### Work to do
Output all the entries word for word. Omit the pictures.

### Material to process
════

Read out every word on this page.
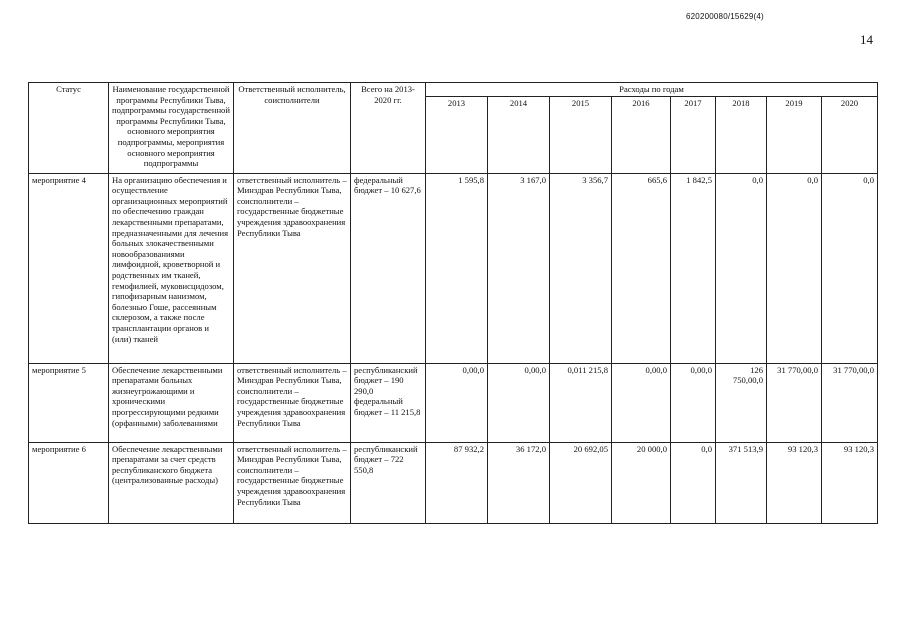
620200080/15629(4)
14
Статус	Наименование государственной программы Республики Тыва, подпрограммы государственной программы Республики Тыва, основного мероприятия подпрограммы, мероприятия основного мероприятия подпрограммы	Ответственный исполнитель, соисполнители	Всего на 2013-2020 гг.	Расходы по годам							
				2013	2014	2015	2016	2017	2018	2019	2020
мероприятие 4	На организацию обеспечения и осуществление организационных мероприятий по обеспечению граждан лекарственными препаратами, предназначенными для лечения больных злокачественными новообразованиями лимфоидной, кроветворной и родственных им тканей, гемофилией, муковисцидозом, гипофизарным нанизмом, болезнью Гоше, рассеянным склерозом, а также после трансплантации органов и (или) тканей	ответственный исполнитель – Минздрав Республики Тыва, соисполнители – государственные бюджетные учреждения здравоохранения Республики Тыва	федеральный бюджет – 10 627,6	1 595,8	3 167,0	3 356,7	665,6	1 842,5	0,0	0,0	0,0
мероприятие 5	Обеспечение лекарственными препаратами больных жизнеугрожающими и хроническими прогрессирующими редкими (орфанными) заболеваниями	ответственный исполнитель – Минздрав Республики Тыва, соисполнители – государственные бюджетные учреждения здравоохранения Республики Тыва	республиканский бюджет – 190 290,0 федеральный бюджет – 11 215,8	0,00,0	0,00,0	0,011 215,8	0,00,0	0,00,0	126 750,00,0	31 770,00,0	31 770,00,0
мероприятие 6	Обеспечение лекарственными препаратами за счет средств республиканского бюджета (централизованные расходы)	ответственный исполнитель – Минздрав Республики Тыва, соисполнители – государственные бюджетные учреждения здравоохранения Республики Тыва	республиканский бюджет – 722 550,8	87 932,2	36 172,0	20 692,05	20 000,0	0,0	371 513,9	93 120,3	93 120,3
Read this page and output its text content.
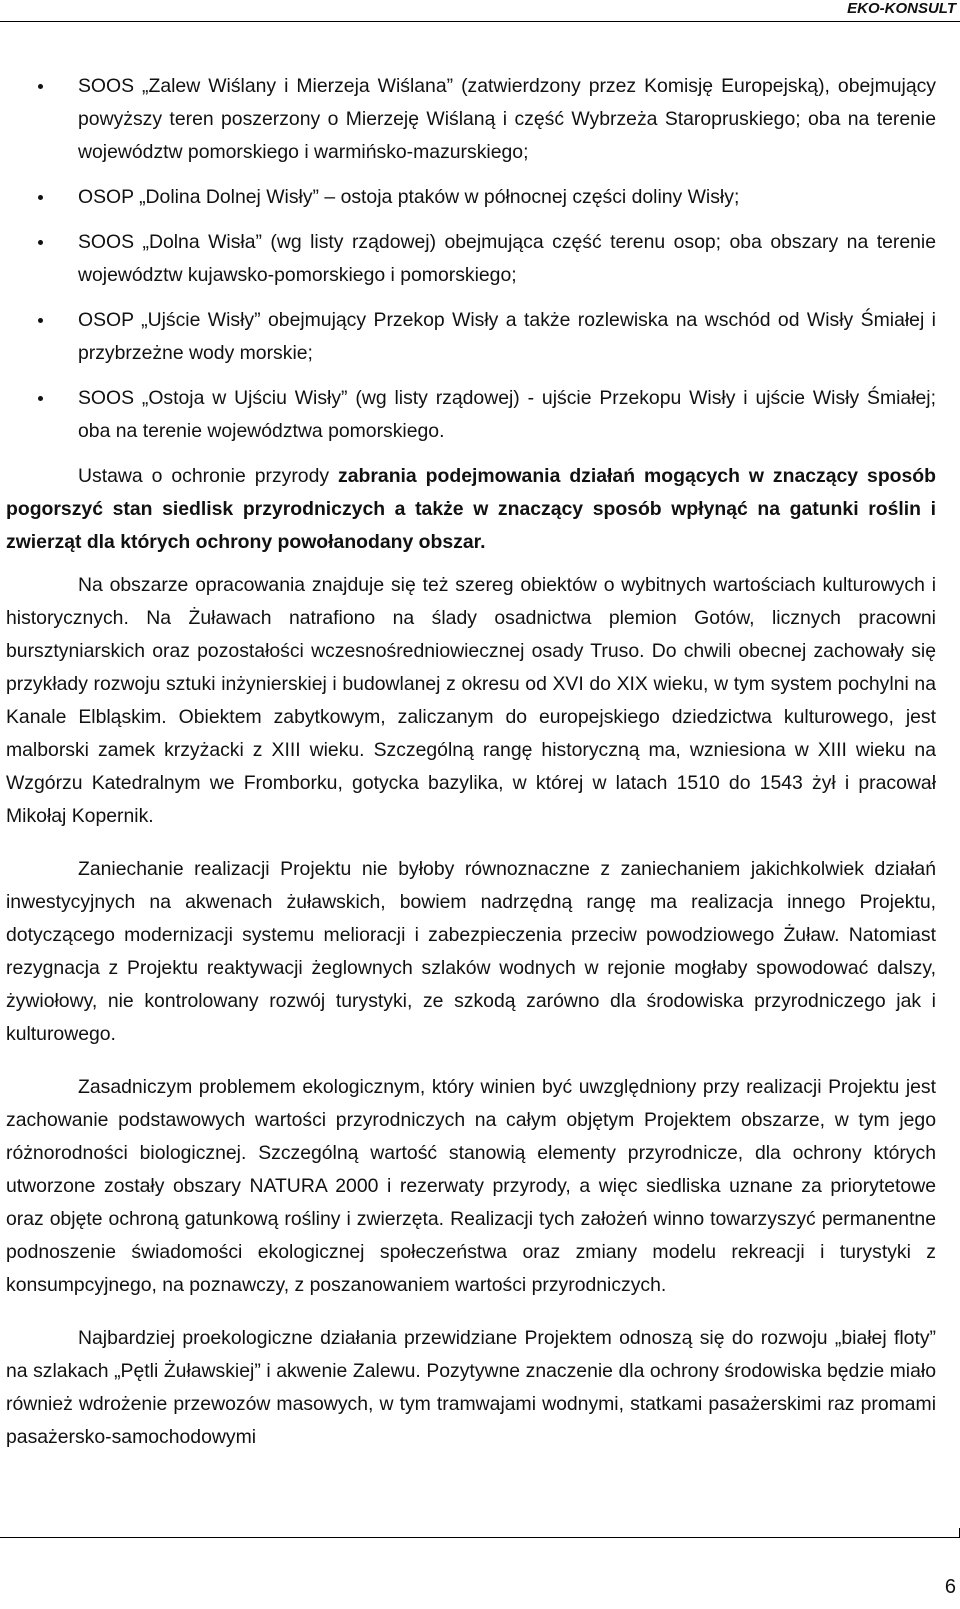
EKO-KONSULT
SOOS „Zalew Wiślany i Mierzeja Wiślana” (zatwierdzony przez Komisję Europejską), obejmujący powyższy teren poszerzony o Mierzeję Wiślaną i część Wybrzeża Staropruskiego; oba na terenie województw pomorskiego i warmińsko-mazurskiego;
OSOP „Dolina Dolnej Wisły” – ostoja ptaków w północnej części doliny Wisły;
SOOS „Dolna Wisła” (wg listy rządowej) obejmująca część terenu osop; oba obszary na terenie województw kujawsko-pomorskiego i pomorskiego;
OSOP „Ujście Wisły” obejmujący Przekop Wisły a także rozlewiska na wschód od Wisły Śmiałej i przybrzeżne wody morskie;
SOOS „Ostoja w Ujściu Wisły” (wg listy rządowej) - ujście Przekopu Wisły i ujście Wisły Śmiałej; oba na terenie województwa pomorskiego.

Ustawa o ochronie przyrody zabrania podejmowania działań mogących w znaczący sposób pogorszyć stan siedlisk przyrodniczych a także w znaczący sposób wpłynąć na gatunki roślin i zwierząt dla których ochrony powołanodany obszar.

Na obszarze opracowania znajduje się też szereg obiektów o wybitnych wartościach kulturowych i historycznych. Na Żuławach natrafiono na ślady osadnictwa plemion Gotów, licznych pracowni bursztyniarskich oraz pozostałości wczesnośredniowiecznej osady Truso. Do chwili obecnej zachowały się przykłady rozwoju sztuki inżynierskiej i budowlanej z okresu od XVI do XIX wieku, w tym system pochylni na Kanale Elbląskim. Obiektem zabytkowym, zaliczanym do europejskiego dziedzictwa kulturowego, jest malborski zamek krzyżacki z XIII wieku. Szczególną rangę historyczną ma, wzniesiona w XIII wieku na Wzgórzu Katedralnym we Fromborku, gotycka bazylika, w której w latach 1510 do 1543 żył i pracował Mikołaj Kopernik.

Zaniechanie realizacji Projektu nie byłoby równoznaczne z zaniechaniem jakichkolwiek działań inwestycyjnych na akwenach żuławskich, bowiem nadrzędną rangę ma realizacja innego Projektu, dotyczącego modernizacji systemu melioracji i zabezpieczenia przeciw powodziowego Żuław. Natomiast rezygnacja z Projektu reaktywacji żeglownych szlaków wodnych w rejonie mogłaby spowodować dalszy, żywiołowy, nie kontrolowany rozwój turystyki, ze szkodą zarówno dla środowiska przyrodniczego jak i kulturowego.

Zasadniczym problemem ekologicznym, który winien być uwzględniony przy realizacji Projektu jest zachowanie podstawowych wartości przyrodniczych na całym objętym Projektem obszarze, w tym jego różnorodności biologicznej. Szczególną wartość stanowią elementy przyrodnicze, dla ochrony których utworzone zostały obszary NATURA 2000 i rezerwaty przyrody, a więc siedliska uznane za priorytetowe oraz objęte ochroną gatunkową rośliny i zwierzęta. Realizacji tych założeń winno towarzyszyć permanentne podnoszenie świadomości ekologicznej społeczeństwa oraz zmiany modelu rekreacji i turystyki z konsumpcyjnego, na poznawczy, z poszanowaniem wartości przyrodniczych.

Najbardziej proekologiczne działania przewidziane Projektem odnoszą się do rozwoju „białej floty” na szlakach „Pętli Żuławskiej” i akwenie Zalewu. Pozytywne znaczenie dla ochrony środowiska będzie miało również wdrożenie przewozów masowych, w tym tramwajami wodnymi, statkami pasażerskimi raz promami pasażersko-samochodowymi

6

════

### The reply
Read out every word on this page.
620200080/15629(4)
14
Статус	Наименование государственной программы Республики Тыва, подпрограммы государственной программы Республики Тыва, основного мероприятия подпрограммы, мероприятия основного мероприятия подпрограммы	Ответственный исполнитель, соисполнители	Всего на 2013-2020 гг.	Расходы по годам							
				2013	2014	2015	2016	2017	2018	2019	2020
мероприятие 4	На организацию обеспечения и осуществление организационных мероприятий по обеспечению граждан лекарственными препаратами, предназначенными для лечения больных злокачественными новообразованиями лимфоидной, кроветворной и родственных им тканей, гемофилией, муковисцидозом, гипофизарным нанизмом, болезнью Гоше, рассеянным склерозом, а также после трансплантации органов и (или) тканей	ответственный исполнитель – Минздрав Республики Тыва, соисполнители – государственные бюджетные учреждения здравоохранения Республики Тыва	федеральный бюджет – 10 627,6	1 595,8	3 167,0	3 356,7	665,6	1 842,5	0,0	0,0	0,0
мероприятие 5	Обеспечение лекарственными препаратами больных жизнеугрожающими и хроническими прогрессирующими редкими (орфанными) заболеваниями	ответственный исполнитель – Минздрав Республики Тыва, соисполнители – государственные бюджетные учреждения здравоохранения Республики Тыва	республиканский бюджет – 190 290,0 федеральный бюджет – 11 215,8	0,00,0	0,00,0	0,011 215,8	0,00,0	0,00,0	126 750,00,0	31 770,00,0	31 770,00,0
мероприятие 6	Обеспечение лекарственными препаратами за счет средств республиканского бюджета (централизованные расходы)	ответственный исполнитель – Минздрав Республики Тыва, соисполнители – государственные бюджетные учреждения здравоохранения Республики Тыва	республиканский бюджет – 722 550,8	87 932,2	36 172,0	20 692,05	20 000,0	0,0	371 513,9	93 120,3	93 120,3
Read this page and output its text content.
EKO-KONSULT
SOOS „Zalew Wiślany i Mierzeja Wiślana” (zatwierdzony przez Komisję Europejską), obejmujący powyższy teren poszerzony o Mierzeję Wiślaną i część Wybrzeża Staropruskiego; oba na terenie województw pomorskiego i warmińsko-mazurskiego;
OSOP „Dolina Dolnej Wisły” – ostoja ptaków w północnej części doliny Wisły;
SOOS „Dolna Wisła” (wg listy rządowej) obejmująca część terenu osop; oba obszary na terenie województw kujawsko-pomorskiego i pomorskiego;
OSOP „Ujście Wisły” obejmujący Przekop Wisły a także rozlewiska na wschód od Wisły Śmiałej i przybrzeżne wody morskie;
SOOS „Ostoja w Ujściu Wisły” (wg listy rządowej) - ujście Przekopu Wisły i ujście Wisły Śmiałej; oba na terenie województwa pomorskiego.

Ustawa o ochronie przyrody zabrania podejmowania działań mogących w znaczący sposób pogorszyć stan siedlisk przyrodniczych a także w znaczący sposób wpłynąć na gatunki roślin i zwierząt dla których ochrony powołanodany obszar.

Na obszarze opracowania znajduje się też szereg obiektów o wybitnych wartościach kulturowych i historycznych. Na Żuławach natrafiono na ślady osadnictwa plemion Gotów, licznych pracowni bursztyniarskich oraz pozostałości wczesnośredniowiecznej osady Truso. Do chwili obecnej zachowały się przykłady rozwoju sztuki inżynierskiej i budowlanej z okresu od XVI do XIX wieku, w tym system pochylni na Kanale Elbląskim. Obiektem zabytkowym, zaliczanym do europejskiego dziedzictwa kulturowego, jest malborski zamek krzyżacki z XIII wieku. Szczególną rangę historyczną ma, wzniesiona w XIII wieku na Wzgórzu Katedralnym we Fromborku, gotycka bazylika, w której w latach 1510 do 1543 żył i pracował Mikołaj Kopernik.

Zaniechanie realizacji Projektu nie byłoby równoznaczne z zaniechaniem jakichkolwiek działań inwestycyjnych na akwenach żuławskich, bowiem nadrzędną rangę ma realizacja innego Projektu, dotyczącego modernizacji systemu melioracji i zabezpieczenia przeciw powodziowego Żuław. Natomiast rezygnacja z Projektu reaktywacji żeglownych szlaków wodnych w rejonie mogłaby spowodować dalszy, żywiołowy, nie kontrolowany rozwój turystyki, ze szkodą zarówno dla środowiska przyrodniczego jak i kulturowego.

Zasadniczym problemem ekologicznym, który winien być uwzględniony przy realizacji Projektu jest zachowanie podstawowych wartości przyrodniczych na całym objętym Projektem obszarze, w tym jego różnorodności biologicznej. Szczególną wartość stanowią elementy przyrodnicze, dla ochrony których utworzone zostały obszary NATURA 2000 i rezerwaty przyrody, a więc siedliska uznane za priorytetowe oraz objęte ochroną gatunkową rośliny i zwierzęta. Realizacji tych założeń winno towarzyszyć permanentne podnoszenie świadomości ekologicznej społeczeństwa oraz zmiany modelu rekreacji i turystyki z konsumpcyjnego, na poznawczy, z poszanowaniem wartości przyrodniczych.

Najbardziej proekologiczne działania przewidziane Projektem odnoszą się do rozwoju „białej floty” na szlakach „Pętli Żuławskiej” i akwenie Zalewu. Pozytywne znaczenie dla ochrony środowiska będzie miało również wdrożenie przewozów masowych, w tym tramwajami wodnymi, statkami pasażerskimi raz promami pasażersko-samochodowymi

6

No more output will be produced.